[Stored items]
************

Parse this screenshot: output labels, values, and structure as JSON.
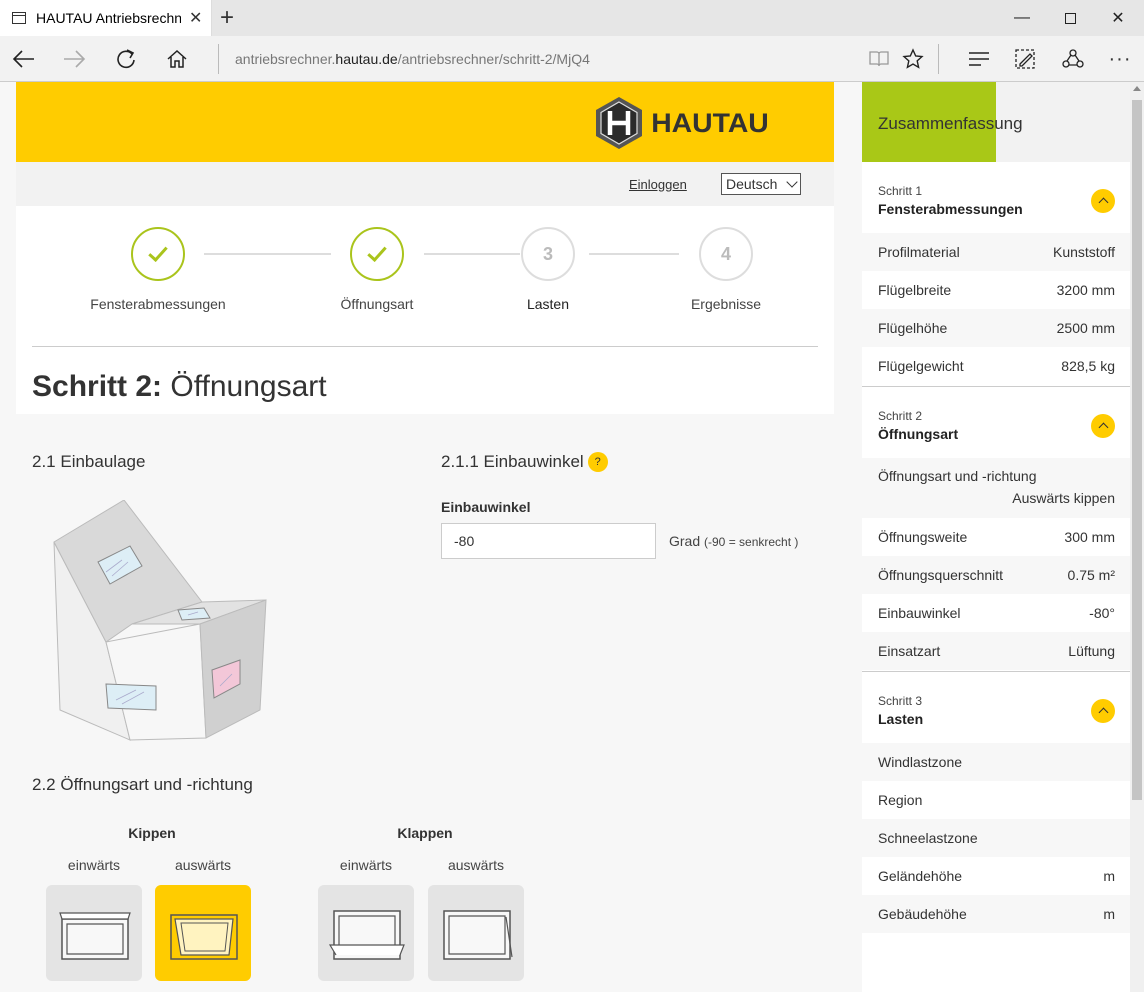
{
  "browser": {
    "tab_title": "HAUTAU Antriebsrechner",
    "url_prefix": "antriebsrechner.",
    "url_domain": "hautau.de",
    "url_path": "/antriebsrechner/schritt-2/MjQ4"
  },
  "header": {
    "logo_text": "HAUTAU",
    "logo_letter": "H"
  },
  "subbar": {
    "login": "Einloggen",
    "language": "Deutsch"
  },
  "steps": [
    {
      "num": "1",
      "label": "Fensterabmessungen",
      "done": true
    },
    {
      "num": "2",
      "label": "Öffnungsart",
      "done": true
    },
    {
      "num": "3",
      "label": "Lasten",
      "done": false
    },
    {
      "num": "4",
      "label": "Ergebnisse",
      "done": false
    }
  ],
  "page": {
    "title_bold": "Schritt 2:",
    "title_rest": " Öffnungsart",
    "sec_einbaulage": "2.1 Einbaulage",
    "sec_einbauwinkel": "2.1.1 Einbauwinkel",
    "help": "?",
    "field_label": "Einbauwinkel",
    "field_value": "-80",
    "unit": "Grad ",
    "unit_hint": "(-90 = senkrecht )",
    "sec_oeffnungsart": "2.2 Öffnungsart und -richtung",
    "group_kippen": "Kippen",
    "group_klappen": "Klappen",
    "inward": "einwärts",
    "outward": "auswärts"
  },
  "summary": {
    "title": "Zusammenfassung",
    "step1": {
      "label": "Schritt 1",
      "name": "Fensterabmessungen",
      "rows": [
        {
          "k": "Profilmaterial",
          "v": "Kunststoff"
        },
        {
          "k": "Flügelbreite",
          "v": "3200 mm"
        },
        {
          "k": "Flügelhöhe",
          "v": "2500 mm"
        },
        {
          "k": "Flügelgewicht",
          "v": "828,5 kg"
        }
      ]
    },
    "step2": {
      "label": "Schritt 2",
      "name": "Öffnungsart",
      "tall_row": {
        "k": "Öffnungsart und -richtung",
        "v": "Auswärts kippen"
      },
      "rows": [
        {
          "k": "Öffnungsweite",
          "v": "300 mm"
        },
        {
          "k": "Öffnungsquerschnitt",
          "v": "0.75 m²"
        },
        {
          "k": "Einbauwinkel",
          "v": "-80°"
        },
        {
          "k": "Einsatzart",
          "v": "Lüftung"
        }
      ]
    },
    "step3": {
      "label": "Schritt 3",
      "name": "Lasten",
      "rows": [
        {
          "k": "Windlastzone",
          "v": ""
        },
        {
          "k": "Region",
          "v": ""
        },
        {
          "k": "Schneelastzone",
          "v": ""
        },
        {
          "k": "Geländehöhe",
          "v": "m"
        },
        {
          "k": "Gebäudehöhe",
          "v": "m"
        }
      ]
    }
  },
  "colors": {
    "brand_yellow": "#ffcc00",
    "accent_green": "#a9c817"
  }
}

************

> Instructions to follow:
Can you restate all the records above word for word while dropping the pictures?

> The output:
Parse this screenshot: output labels, values, and structure as JSON.
{
  "browser": {
    "tab_title": "HAUTAU Antriebsrechner",
    "url_prefix": "antriebsrechner.",
    "url_domain": "hautau.de",
    "url_path": "/antriebsrechner/schritt-2/MjQ4"
  },
  "header": {
    "logo_text": "HAUTAU",
    "logo_letter": "H"
  },
  "subbar": {
    "login": "Einloggen",
    "language": "Deutsch"
  },
  "steps": [
    {
      "num": "1",
      "label": "Fensterabmessungen",
      "done": true
    },
    {
      "num": "2",
      "label": "Öffnungsart",
      "done": true
    },
    {
      "num": "3",
      "label": "Lasten",
      "done": false
    },
    {
      "num": "4",
      "label": "Ergebnisse",
      "done": false
    }
  ],
  "page": {
    "title_bold": "Schritt 2:",
    "title_rest": " Öffnungsart",
    "sec_einbaulage": "2.1 Einbaulage",
    "sec_einbauwinkel": "2.1.1 Einbauwinkel",
    "help": "?",
    "field_label": "Einbauwinkel",
    "field_value": "-80",
    "unit": "Grad ",
    "unit_hint": "(-90 = senkrecht )",
    "sec_oeffnungsart": "2.2 Öffnungsart und -richtung",
    "group_kippen": "Kippen",
    "group_klappen": "Klappen",
    "inward": "einwärts",
    "outward": "auswärts"
  },
  "summary": {
    "title": "Zusammenfassung",
    "step1": {
      "label": "Schritt 1",
      "name": "Fensterabmessungen",
      "rows": [
        {
          "k": "Profilmaterial",
          "v": "Kunststoff"
        },
        {
          "k": "Flügelbreite",
          "v": "3200 mm"
        },
        {
          "k": "Flügelhöhe",
          "v": "2500 mm"
        },
        {
          "k": "Flügelgewicht",
          "v": "828,5 kg"
        }
      ]
    },
    "step2": {
      "label": "Schritt 2",
      "name": "Öffnungsart",
      "tall_row": {
        "k": "Öffnungsart und -richtung",
        "v": "Auswärts kippen"
      },
      "rows": [
        {
          "k": "Öffnungsweite",
          "v": "300 mm"
        },
        {
          "k": "Öffnungsquerschnitt",
          "v": "0.75 m²"
        },
        {
          "k": "Einbauwinkel",
          "v": "-80°"
        },
        {
          "k": "Einsatzart",
          "v": "Lüftung"
        }
      ]
    },
    "step3": {
      "label": "Schritt 3",
      "name": "Lasten",
      "rows": [
        {
          "k": "Windlastzone",
          "v": ""
        },
        {
          "k": "Region",
          "v": ""
        },
        {
          "k": "Schneelastzone",
          "v": ""
        },
        {
          "k": "Geländehöhe",
          "v": "m"
        },
        {
          "k": "Gebäudehöhe",
          "v": "m"
        }
      ]
    }
  },
  "colors": {
    "brand_yellow": "#ffcc00",
    "accent_green": "#a9c817"
  }
}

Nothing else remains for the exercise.